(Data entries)

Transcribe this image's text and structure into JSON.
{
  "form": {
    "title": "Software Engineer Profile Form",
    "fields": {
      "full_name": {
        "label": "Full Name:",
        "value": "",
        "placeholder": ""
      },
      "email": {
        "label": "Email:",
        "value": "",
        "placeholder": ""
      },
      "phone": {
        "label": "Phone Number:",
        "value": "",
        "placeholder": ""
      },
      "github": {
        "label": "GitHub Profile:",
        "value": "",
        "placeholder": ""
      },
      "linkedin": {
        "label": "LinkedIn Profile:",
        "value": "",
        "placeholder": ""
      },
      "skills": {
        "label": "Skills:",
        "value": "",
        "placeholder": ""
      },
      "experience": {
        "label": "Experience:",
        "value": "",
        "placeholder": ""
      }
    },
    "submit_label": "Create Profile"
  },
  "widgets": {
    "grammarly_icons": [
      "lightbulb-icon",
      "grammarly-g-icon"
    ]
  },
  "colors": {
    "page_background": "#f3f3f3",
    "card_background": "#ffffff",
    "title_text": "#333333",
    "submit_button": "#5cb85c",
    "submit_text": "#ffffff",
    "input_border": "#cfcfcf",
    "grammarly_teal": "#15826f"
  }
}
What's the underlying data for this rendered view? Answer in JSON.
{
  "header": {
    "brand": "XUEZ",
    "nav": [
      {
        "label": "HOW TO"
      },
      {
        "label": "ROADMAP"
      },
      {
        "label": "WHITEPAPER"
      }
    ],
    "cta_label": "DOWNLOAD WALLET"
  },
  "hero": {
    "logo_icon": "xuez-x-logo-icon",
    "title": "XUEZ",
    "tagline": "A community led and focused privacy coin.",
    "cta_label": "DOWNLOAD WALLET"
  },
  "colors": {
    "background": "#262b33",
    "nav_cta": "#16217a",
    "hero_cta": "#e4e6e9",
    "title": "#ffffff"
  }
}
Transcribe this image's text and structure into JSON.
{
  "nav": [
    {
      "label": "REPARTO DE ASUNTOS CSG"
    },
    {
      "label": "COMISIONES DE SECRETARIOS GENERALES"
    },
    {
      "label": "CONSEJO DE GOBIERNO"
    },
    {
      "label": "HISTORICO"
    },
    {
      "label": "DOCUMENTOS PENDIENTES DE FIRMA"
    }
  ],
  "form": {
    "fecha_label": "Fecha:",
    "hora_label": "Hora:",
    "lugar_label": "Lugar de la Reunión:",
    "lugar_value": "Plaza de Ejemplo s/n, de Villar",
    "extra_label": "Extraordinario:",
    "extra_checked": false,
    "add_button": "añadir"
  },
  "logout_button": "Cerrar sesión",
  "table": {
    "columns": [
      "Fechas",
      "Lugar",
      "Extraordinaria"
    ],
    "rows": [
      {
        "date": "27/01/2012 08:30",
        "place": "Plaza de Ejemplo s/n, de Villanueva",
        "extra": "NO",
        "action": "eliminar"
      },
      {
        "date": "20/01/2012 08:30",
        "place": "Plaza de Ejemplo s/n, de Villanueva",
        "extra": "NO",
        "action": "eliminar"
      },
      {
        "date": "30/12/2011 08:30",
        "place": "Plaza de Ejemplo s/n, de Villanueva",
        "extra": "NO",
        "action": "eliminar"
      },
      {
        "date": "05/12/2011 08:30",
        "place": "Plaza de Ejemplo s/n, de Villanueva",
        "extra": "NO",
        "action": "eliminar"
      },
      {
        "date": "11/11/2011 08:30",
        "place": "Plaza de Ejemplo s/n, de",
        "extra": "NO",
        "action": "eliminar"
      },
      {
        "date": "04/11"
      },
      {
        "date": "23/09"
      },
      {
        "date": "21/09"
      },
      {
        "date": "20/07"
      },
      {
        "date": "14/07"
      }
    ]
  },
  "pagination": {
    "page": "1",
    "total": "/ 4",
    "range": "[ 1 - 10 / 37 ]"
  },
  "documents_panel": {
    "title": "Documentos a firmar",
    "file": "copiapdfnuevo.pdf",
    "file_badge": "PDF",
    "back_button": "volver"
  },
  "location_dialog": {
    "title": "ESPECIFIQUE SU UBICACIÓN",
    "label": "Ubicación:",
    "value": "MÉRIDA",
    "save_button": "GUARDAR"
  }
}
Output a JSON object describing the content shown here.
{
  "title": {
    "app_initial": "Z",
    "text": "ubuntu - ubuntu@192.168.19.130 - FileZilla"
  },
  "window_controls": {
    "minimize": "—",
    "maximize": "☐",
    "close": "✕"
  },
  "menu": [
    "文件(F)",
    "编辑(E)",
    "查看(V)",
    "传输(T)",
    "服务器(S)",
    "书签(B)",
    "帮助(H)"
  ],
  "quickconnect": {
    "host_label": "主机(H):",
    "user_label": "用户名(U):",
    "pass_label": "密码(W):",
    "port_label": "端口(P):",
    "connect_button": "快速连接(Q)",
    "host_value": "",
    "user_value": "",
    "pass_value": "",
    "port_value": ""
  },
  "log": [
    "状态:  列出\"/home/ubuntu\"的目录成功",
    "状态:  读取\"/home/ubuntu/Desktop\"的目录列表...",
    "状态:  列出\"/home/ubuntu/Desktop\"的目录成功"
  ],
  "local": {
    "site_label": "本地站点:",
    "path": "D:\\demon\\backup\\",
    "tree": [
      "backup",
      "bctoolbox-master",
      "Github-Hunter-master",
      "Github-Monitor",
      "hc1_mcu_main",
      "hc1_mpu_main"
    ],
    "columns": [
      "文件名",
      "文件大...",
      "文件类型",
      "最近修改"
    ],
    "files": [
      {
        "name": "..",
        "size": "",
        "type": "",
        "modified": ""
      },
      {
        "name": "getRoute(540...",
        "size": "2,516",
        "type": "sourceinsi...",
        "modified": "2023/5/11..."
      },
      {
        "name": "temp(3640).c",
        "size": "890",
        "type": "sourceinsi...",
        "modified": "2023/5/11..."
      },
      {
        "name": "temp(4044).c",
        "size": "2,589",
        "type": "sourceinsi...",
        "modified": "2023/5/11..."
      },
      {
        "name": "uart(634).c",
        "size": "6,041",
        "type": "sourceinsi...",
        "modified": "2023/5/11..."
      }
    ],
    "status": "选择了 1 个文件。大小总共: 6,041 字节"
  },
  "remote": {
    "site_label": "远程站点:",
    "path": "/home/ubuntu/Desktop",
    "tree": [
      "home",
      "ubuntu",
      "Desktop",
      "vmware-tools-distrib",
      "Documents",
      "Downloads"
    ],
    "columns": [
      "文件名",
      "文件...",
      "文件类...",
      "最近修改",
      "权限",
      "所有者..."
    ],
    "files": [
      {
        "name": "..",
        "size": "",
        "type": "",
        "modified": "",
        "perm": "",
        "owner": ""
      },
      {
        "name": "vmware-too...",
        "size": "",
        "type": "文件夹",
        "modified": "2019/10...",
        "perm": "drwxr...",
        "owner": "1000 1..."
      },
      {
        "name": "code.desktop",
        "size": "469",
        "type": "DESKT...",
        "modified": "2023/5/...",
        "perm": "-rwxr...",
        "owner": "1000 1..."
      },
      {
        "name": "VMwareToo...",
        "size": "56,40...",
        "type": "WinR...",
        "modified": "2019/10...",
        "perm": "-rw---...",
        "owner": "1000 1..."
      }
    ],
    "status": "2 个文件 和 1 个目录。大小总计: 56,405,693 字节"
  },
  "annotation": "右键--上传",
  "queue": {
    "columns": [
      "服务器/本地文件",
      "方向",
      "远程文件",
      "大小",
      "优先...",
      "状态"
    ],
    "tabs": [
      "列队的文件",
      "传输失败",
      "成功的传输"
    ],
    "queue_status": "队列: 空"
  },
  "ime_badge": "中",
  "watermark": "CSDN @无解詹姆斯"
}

_EXERCISE DIRECTIONS_: Every line of the data above should be copied exactly.

_EXERCISE OUTPUT_:
Transcribe this image's text and structure into JSON.
{
  "form": {
    "title": "Software Engineer Profile Form",
    "fields": {
      "full_name": {
        "label": "Full Name:",
        "value": "",
        "placeholder": ""
      },
      "email": {
        "label": "Email:",
        "value": "",
        "placeholder": ""
      },
      "phone": {
        "label": "Phone Number:",
        "value": "",
        "placeholder": ""
      },
      "github": {
        "label": "GitHub Profile:",
        "value": "",
        "placeholder": ""
      },
      "linkedin": {
        "label": "LinkedIn Profile:",
        "value": "",
        "placeholder": ""
      },
      "skills": {
        "label": "Skills:",
        "value": "",
        "placeholder": ""
      },
      "experience": {
        "label": "Experience:",
        "value": "",
        "placeholder": ""
      }
    },
    "submit_label": "Create Profile"
  },
  "widgets": {
    "grammarly_icons": [
      "lightbulb-icon",
      "grammarly-g-icon"
    ]
  },
  "colors": {
    "page_background": "#f3f3f3",
    "card_background": "#ffffff",
    "title_text": "#333333",
    "submit_button": "#5cb85c",
    "submit_text": "#ffffff",
    "input_border": "#cfcfcf",
    "grammarly_teal": "#15826f"
  }
}
What's the underlying data for this rendered view? Answer in JSON.
{
  "header": {
    "brand": "XUEZ",
    "nav": [
      {
        "label": "HOW TO"
      },
      {
        "label": "ROADMAP"
      },
      {
        "label": "WHITEPAPER"
      }
    ],
    "cta_label": "DOWNLOAD WALLET"
  },
  "hero": {
    "logo_icon": "xuez-x-logo-icon",
    "title": "XUEZ",
    "tagline": "A community led and focused privacy coin.",
    "cta_label": "DOWNLOAD WALLET"
  },
  "colors": {
    "background": "#262b33",
    "nav_cta": "#16217a",
    "hero_cta": "#e4e6e9",
    "title": "#ffffff"
  }
}
Transcribe this image's text and structure into JSON.
{
  "nav": [
    {
      "label": "REPARTO DE ASUNTOS CSG"
    },
    {
      "label": "COMISIONES DE SECRETARIOS GENERALES"
    },
    {
      "label": "CONSEJO DE GOBIERNO"
    },
    {
      "label": "HISTORICO"
    },
    {
      "label": "DOCUMENTOS PENDIENTES DE FIRMA"
    }
  ],
  "form": {
    "fecha_label": "Fecha:",
    "hora_label": "Hora:",
    "lugar_label": "Lugar de la Reunión:",
    "lugar_value": "Plaza de Ejemplo s/n, de Villar",
    "extra_label": "Extraordinario:",
    "extra_checked": false,
    "add_button": "añadir"
  },
  "logout_button": "Cerrar sesión",
  "table": {
    "columns": [
      "Fechas",
      "Lugar",
      "Extraordinaria"
    ],
    "rows": [
      {
        "date": "27/01/2012 08:30",
        "place": "Plaza de Ejemplo s/n, de Villanueva",
        "extra": "NO",
        "action": "eliminar"
      },
      {
        "date": "20/01/2012 08:30",
        "place": "Plaza de Ejemplo s/n, de Villanueva",
        "extra": "NO",
        "action": "eliminar"
      },
      {
        "date": "30/12/2011 08:30",
        "place": "Plaza de Ejemplo s/n, de Villanueva",
        "extra": "NO",
        "action": "eliminar"
      },
      {
        "date": "05/12/2011 08:30",
        "place": "Plaza de Ejemplo s/n, de Villanueva",
        "extra": "NO",
        "action": "eliminar"
      },
      {
        "date": "11/11/2011 08:30",
        "place": "Plaza de Ejemplo s/n, de",
        "extra": "NO",
        "action": "eliminar"
      },
      {
        "date": "04/11"
      },
      {
        "date": "23/09"
      },
      {
        "date": "21/09"
      },
      {
        "date": "20/07"
      },
      {
        "date": "14/07"
      }
    ]
  },
  "pagination": {
    "page": "1",
    "total": "/ 4",
    "range": "[ 1 - 10 / 37 ]"
  },
  "documents_panel": {
    "title": "Documentos a firmar",
    "file": "copiapdfnuevo.pdf",
    "file_badge": "PDF",
    "back_button": "volver"
  },
  "location_dialog": {
    "title": "ESPECIFIQUE SU UBICACIÓN",
    "label": "Ubicación:",
    "value": "MÉRIDA",
    "save_button": "GUARDAR"
  }
}
Output a JSON object describing the content shown here.
{
  "title": {
    "app_initial": "Z",
    "text": "ubuntu - ubuntu@192.168.19.130 - FileZilla"
  },
  "window_controls": {
    "minimize": "—",
    "maximize": "☐",
    "close": "✕"
  },
  "menu": [
    "文件(F)",
    "编辑(E)",
    "查看(V)",
    "传输(T)",
    "服务器(S)",
    "书签(B)",
    "帮助(H)"
  ],
  "quickconnect": {
    "host_label": "主机(H):",
    "user_label": "用户名(U):",
    "pass_label": "密码(W):",
    "port_label": "端口(P):",
    "connect_button": "快速连接(Q)",
    "host_value": "",
    "user_value": "",
    "pass_value": "",
    "port_value": ""
  },
  "log": [
    "状态:  列出\"/home/ubuntu\"的目录成功",
    "状态:  读取\"/home/ubuntu/Desktop\"的目录列表...",
    "状态:  列出\"/home/ubuntu/Desktop\"的目录成功"
  ],
  "local": {
    "site_label": "本地站点:",
    "path": "D:\\demon\\backup\\",
    "tree": [
      "backup",
      "bctoolbox-master",
      "Github-Hunter-master",
      "Github-Monitor",
      "hc1_mcu_main",
      "hc1_mpu_main"
    ],
    "columns": [
      "文件名",
      "文件大...",
      "文件类型",
      "最近修改"
    ],
    "files": [
      {
        "name": "..",
        "size": "",
        "type": "",
        "modified": ""
      },
      {
        "name": "getRoute(540...",
        "size": "2,516",
        "type": "sourceinsi...",
        "modified": "2023/5/11..."
      },
      {
        "name": "temp(3640).c",
        "size": "890",
        "type": "sourceinsi...",
        "modified": "2023/5/11..."
      },
      {
        "name": "temp(4044).c",
        "size": "2,589",
        "type": "sourceinsi...",
        "modified": "2023/5/11..."
      },
      {
        "name": "uart(634).c",
        "size": "6,041",
        "type": "sourceinsi...",
        "modified": "2023/5/11..."
      }
    ],
    "status": "选择了 1 个文件。大小总共: 6,041 字节"
  },
  "remote": {
    "site_label": "远程站点:",
    "path": "/home/ubuntu/Desktop",
    "tree": [
      "home",
      "ubuntu",
      "Desktop",
      "vmware-tools-distrib",
      "Documents",
      "Downloads"
    ],
    "columns": [
      "文件名",
      "文件...",
      "文件类...",
      "最近修改",
      "权限",
      "所有者..."
    ],
    "files": [
      {
        "name": "..",
        "size": "",
        "type": "",
        "modified": "",
        "perm": "",
        "owner": ""
      },
      {
        "name": "vmware-too...",
        "size": "",
        "type": "文件夹",
        "modified": "2019/10...",
        "perm": "drwxr...",
        "owner": "1000 1..."
      },
      {
        "name": "code.desktop",
        "size": "469",
        "type": "DESKT...",
        "modified": "2023/5/...",
        "perm": "-rwxr...",
        "owner": "1000 1..."
      },
      {
        "name": "VMwareToo...",
        "size": "56,40...",
        "type": "WinR...",
        "modified": "2019/10...",
        "perm": "-rw---...",
        "owner": "1000 1..."
      }
    ],
    "status": "2 个文件 和 1 个目录。大小总计: 56,405,693 字节"
  },
  "annotation": "右键--上传",
  "queue": {
    "columns": [
      "服务器/本地文件",
      "方向",
      "远程文件",
      "大小",
      "优先...",
      "状态"
    ],
    "tabs": [
      "列队的文件",
      "传输失败",
      "成功的传输"
    ],
    "queue_status": "队列: 空"
  },
  "ime_badge": "中",
  "watermark": "CSDN @无解詹姆斯"
}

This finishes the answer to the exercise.